Goal
Below are some records. Say how many of their lines contain the string "Lançamento", and give nothing but the number.
-- Records for this exercise start --
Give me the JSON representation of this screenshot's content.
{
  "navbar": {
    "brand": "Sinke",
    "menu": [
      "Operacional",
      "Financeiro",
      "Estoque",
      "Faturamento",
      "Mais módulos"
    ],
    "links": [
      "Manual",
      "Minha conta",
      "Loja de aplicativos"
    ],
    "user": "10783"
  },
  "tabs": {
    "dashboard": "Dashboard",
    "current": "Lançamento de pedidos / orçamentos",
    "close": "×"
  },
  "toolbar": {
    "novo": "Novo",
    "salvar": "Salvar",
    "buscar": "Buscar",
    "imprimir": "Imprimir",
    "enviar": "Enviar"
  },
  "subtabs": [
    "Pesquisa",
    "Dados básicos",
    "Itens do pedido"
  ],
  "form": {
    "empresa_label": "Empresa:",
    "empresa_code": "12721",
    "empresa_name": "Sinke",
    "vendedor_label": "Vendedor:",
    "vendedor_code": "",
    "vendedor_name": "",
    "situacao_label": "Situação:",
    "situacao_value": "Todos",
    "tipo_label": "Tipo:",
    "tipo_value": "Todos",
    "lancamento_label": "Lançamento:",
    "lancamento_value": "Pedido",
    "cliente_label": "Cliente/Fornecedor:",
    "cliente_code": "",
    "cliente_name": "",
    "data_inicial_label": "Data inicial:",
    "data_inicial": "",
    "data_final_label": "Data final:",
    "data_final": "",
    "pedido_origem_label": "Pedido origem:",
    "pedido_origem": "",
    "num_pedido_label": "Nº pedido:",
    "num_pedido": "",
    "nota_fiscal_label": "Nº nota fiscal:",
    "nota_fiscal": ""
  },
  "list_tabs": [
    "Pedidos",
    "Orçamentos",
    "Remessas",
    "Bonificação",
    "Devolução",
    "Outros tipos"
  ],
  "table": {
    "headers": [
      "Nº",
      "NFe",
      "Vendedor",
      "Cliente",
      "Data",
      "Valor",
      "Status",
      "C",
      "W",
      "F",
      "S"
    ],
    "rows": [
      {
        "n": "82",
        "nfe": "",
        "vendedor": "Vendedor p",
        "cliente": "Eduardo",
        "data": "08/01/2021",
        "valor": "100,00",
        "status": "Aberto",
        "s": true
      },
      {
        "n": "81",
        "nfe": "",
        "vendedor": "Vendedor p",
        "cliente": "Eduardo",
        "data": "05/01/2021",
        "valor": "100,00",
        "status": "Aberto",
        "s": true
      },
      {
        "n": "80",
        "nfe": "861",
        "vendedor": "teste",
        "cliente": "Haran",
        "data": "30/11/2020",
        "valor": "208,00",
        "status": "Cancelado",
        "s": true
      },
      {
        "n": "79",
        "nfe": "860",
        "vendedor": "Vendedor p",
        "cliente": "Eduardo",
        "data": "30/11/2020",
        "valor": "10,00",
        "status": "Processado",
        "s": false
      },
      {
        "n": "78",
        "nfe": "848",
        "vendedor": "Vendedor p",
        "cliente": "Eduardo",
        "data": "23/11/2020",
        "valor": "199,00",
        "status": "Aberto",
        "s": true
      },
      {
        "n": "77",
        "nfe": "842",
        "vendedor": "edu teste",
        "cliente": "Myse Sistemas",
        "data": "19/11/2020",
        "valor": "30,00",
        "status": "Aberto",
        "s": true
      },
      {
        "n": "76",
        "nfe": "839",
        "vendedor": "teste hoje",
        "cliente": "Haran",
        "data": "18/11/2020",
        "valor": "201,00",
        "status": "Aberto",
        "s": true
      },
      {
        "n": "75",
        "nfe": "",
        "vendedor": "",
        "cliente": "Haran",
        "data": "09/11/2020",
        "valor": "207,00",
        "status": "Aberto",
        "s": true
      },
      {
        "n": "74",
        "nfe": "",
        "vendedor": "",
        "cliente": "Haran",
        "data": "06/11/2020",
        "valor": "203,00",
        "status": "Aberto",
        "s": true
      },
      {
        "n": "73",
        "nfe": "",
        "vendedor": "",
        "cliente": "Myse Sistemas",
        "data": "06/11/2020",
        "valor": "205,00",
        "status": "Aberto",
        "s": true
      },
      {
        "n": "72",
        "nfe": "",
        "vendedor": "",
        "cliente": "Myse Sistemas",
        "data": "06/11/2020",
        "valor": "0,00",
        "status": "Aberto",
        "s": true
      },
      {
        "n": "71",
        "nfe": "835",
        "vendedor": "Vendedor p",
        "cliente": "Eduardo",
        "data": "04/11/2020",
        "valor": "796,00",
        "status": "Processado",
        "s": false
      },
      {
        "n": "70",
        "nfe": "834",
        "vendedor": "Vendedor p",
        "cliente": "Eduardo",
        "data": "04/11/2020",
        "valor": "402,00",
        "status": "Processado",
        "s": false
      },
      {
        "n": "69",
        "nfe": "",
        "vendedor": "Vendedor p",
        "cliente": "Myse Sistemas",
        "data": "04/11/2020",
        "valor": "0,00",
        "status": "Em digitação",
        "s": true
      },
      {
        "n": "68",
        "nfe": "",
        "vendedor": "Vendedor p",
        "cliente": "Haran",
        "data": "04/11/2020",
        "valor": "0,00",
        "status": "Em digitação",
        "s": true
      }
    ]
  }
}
-- Records for this exercise end --
Problem solution
2